## Prompt
Return the stretch of the slope-soaring text from "Fed up with" through "purchased by Flygeek.", copied word for word.

## Page excerpt
Fed up with difficult access to the Hexham Field due to Northumberland bearing the brunt of supplying the North East with water in 2008, Sadfly and Flygeek decided to try slope soaring. Now this decision is not taken lightly, slope soarers are a known wild race which doesn’t take to strangers easily! They are fiercely protective of the secrets of their dark art, but the intrepid duo managed to gleam that you require 2 things - a slope and an airframe.
A kind farmer allowed them access to a slope overlooking Hadrians Wall. If nothing else, this was going to be an attractive walk. Sadfly already had an Easy Star in an attic ready for revival and keen to avoid any cost, this would do. On the basis that it would be easy to repair when inevitably broken, an Easy Glider was purchased by Flygeek.

Document structure recognition data:
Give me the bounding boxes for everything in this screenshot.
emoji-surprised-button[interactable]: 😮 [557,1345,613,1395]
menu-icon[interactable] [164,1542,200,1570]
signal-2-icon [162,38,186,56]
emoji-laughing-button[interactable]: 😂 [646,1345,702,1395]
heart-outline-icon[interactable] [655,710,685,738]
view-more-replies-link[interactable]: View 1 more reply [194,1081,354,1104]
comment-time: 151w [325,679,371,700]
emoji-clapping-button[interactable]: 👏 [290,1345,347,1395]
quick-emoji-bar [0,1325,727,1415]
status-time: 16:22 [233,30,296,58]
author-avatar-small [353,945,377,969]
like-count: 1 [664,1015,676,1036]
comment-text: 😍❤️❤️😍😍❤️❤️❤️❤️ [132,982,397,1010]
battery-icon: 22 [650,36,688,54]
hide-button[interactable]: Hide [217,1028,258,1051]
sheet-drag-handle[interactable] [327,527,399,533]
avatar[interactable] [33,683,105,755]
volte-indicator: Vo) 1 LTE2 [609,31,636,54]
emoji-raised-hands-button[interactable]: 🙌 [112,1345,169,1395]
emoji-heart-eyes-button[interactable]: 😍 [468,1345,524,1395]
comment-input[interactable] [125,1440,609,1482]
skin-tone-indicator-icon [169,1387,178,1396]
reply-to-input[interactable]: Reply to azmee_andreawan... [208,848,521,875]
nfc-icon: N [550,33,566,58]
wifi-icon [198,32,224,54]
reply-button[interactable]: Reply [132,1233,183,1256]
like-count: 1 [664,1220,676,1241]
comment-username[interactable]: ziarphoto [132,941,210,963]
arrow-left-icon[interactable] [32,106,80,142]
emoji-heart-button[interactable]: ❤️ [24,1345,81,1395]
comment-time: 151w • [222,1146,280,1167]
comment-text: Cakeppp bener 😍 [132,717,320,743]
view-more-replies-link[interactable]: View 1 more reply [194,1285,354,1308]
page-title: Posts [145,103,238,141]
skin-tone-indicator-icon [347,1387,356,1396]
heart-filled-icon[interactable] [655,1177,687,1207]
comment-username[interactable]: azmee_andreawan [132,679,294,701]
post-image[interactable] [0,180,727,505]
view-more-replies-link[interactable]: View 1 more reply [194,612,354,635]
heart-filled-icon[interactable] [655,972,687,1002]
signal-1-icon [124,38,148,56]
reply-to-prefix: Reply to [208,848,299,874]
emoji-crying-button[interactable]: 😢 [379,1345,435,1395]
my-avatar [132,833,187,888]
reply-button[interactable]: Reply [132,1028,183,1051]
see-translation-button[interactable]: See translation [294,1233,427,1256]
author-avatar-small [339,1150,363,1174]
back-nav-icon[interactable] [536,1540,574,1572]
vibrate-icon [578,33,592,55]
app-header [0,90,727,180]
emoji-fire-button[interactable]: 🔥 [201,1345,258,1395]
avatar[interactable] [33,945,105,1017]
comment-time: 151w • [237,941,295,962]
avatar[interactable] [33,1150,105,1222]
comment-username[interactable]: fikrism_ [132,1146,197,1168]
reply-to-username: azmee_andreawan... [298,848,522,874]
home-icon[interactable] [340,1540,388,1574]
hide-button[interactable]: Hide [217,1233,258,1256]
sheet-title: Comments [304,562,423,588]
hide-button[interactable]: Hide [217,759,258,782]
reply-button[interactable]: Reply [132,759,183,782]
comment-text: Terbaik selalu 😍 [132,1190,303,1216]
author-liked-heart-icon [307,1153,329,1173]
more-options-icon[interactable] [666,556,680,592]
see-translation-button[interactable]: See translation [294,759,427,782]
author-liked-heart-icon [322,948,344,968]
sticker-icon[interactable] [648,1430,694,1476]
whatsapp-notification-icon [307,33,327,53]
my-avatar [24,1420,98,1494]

## Answer to the problem
Fed up with difficult access to the Hexham Field due to Northumberland bearing the brunt of supplying the North East with water in 2008, Sadfly and Flygeek decided to try slope soaring. Now this decision is not taken lightly, slope soarers are a known wild race which doesn’t take to strangers easily! They are fiercely protective of the secrets of their dark art, but the intrepid duo managed to gleam that you require 2 things - a slope and an airframe.
A kind farmer allowed them access to a slope overlooking Hadrians Wall. If nothing else, this was going to be an attractive walk. Sadfly already had an Easy Star in an attic ready for revival and keen to avoid any cost, this would do. On the basis that it would be easy to repair when inevitably broken, an Easy Glider was purchased by Flygeek.